Power control in point-to-multipoint systems

Details Power control in point-to-multipoint systems Power control in point-to-multipoint systems

1998-05-15

2001-10-23

Maung, Nay (Department: 2681)

Telecommunications

Transmitter and receiver at separate stations

Plural transmitters or receivers

C455S069000, C455S127500, C455S561000

Reexamination Certificate

active

06308080

ABSTRACT:

TECHNICAL FIELD OF THE INVENTION
This invention relates to point-to-multipoint systems and more particularly to downstream and or upstream power control of these systems.
BACKGROUND OF THE INVENTION
Point-to-multipoint communication systems provide service to a large number of subscribers or remote stations from a central base station (or central base station) at each node. To maximize the number of subscribers serviced by the base station, the node may be sectorized into several sectors with a separate transceiver (transmitter and receiver) and antenna system for each sector. This provides for 100% frequency reuse on each sector. The polarization of transmitted and received signal may alternate about the node as disclosed in J. Leland Langston application Ser. No. 08/345,183, filed Nov. 28, 1994 entitled “Low Power, Short Range Point-to-Multipoint Communications System” incorporated herein by reference. This provides for 100% frequency reuse but creates sector to sector interference possibilities.
Previous 2-way point-to-multipoint systems include cellular telephony systems, wireless local loop systems, and satellite communication systems. Cellular telephone systems and wireless local loop systems incorporate a method of power control to minimize subscriber transmitted power. The power control system maintains each subscriber at threshold. In addition, both cellular telephone systems and wireless local loop systems do not re-use the same frequency at a base station. This does not eliminate the interference problems associated with systems like that in the Langston application that reuse frequencies at a base station to maximize capacity.
Other fixed wireless systems are known to use a measurement of signal to noise ratio to perform power control. The disadvantage of using signal to noise as a criteria for power control is that the power setting at the subscriber is performed on system interference as well as receiver noise. This is because the signal to noise measurement includes interference and actually measures signal to noise plus interference ratio. If subscriber power is increased when high interference is measured, the result is a further increase in interference.

──────────

* INSTRUCTIONS TO FOLLOW
Return the patent text on power control in point-to-multipoint systems in full, word for word.

* STORED DATA
──────────

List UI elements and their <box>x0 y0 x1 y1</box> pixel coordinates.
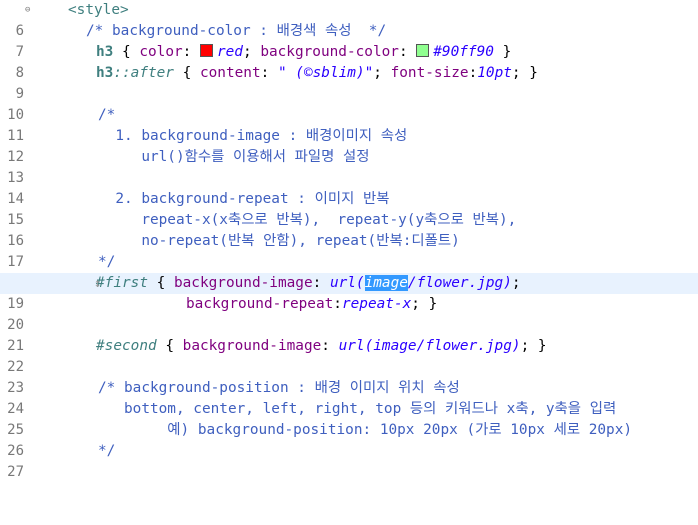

──────────

* RESPONSE BELOW
Power control in point-to-multipoint systems

Details Power control in point-to-multipoint systems Power control in point-to-multipoint systems

1998-05-15

2001-10-23

Maung, Nay (Department: 2681)

Telecommunications

Transmitter and receiver at separate stations

Plural transmitters or receivers

C455S069000, C455S127500, C455S561000

Reexamination Certificate

active

06308080

ABSTRACT:

TECHNICAL FIELD OF THE INVENTION
This invention relates to point-to-multipoint systems and more particularly to downstream and or upstream power control of these systems.
BACKGROUND OF THE INVENTION
Point-to-multipoint communication systems provide service to a large number of subscribers or remote stations from a central base station (or central base station) at each node. To maximize the number of subscribers serviced by the base station, the node may be sectorized into several sectors with a separate transceiver (transmitter and receiver) and antenna system for each sector. This provides for 100% frequency reuse on each sector. The polarization of transmitted and received signal may alternate about the node as disclosed in J. Leland Langston application Ser. No. 08/345,183, filed Nov. 28, 1994 entitled “Low Power, Short Range Point-to-Multipoint Communications System” incorporated herein by reference. This provides for 100% frequency reuse but creates sector to sector interference possibilities.
Previous 2-way point-to-multipoint systems include cellular telephony systems, wireless local loop systems, and satellite communication systems. Cellular telephone systems and wireless local loop systems incorporate a method of power control to minimize subscriber transmitted power. The power control system maintains each subscriber at threshold. In addition, both cellular telephone systems and wireless local loop systems do not re-use the same frequency at a base station. This does not eliminate the interference problems associated with systems like that in the Langston application that reuse frequencies at a base station to maximize capacity.
Other fixed wireless systems are known to use a measurement of signal to noise ratio to perform power control. The disadvantage of using signal to noise as a criteria for power control is that the power setting at the subscriber is performed on system interference as well as receiver noise. This is because the signal to noise measurement includes interference and actually measures signal to noise plus interference ratio. If subscriber power is increased when high interference is measured, the result is a further increase in interference.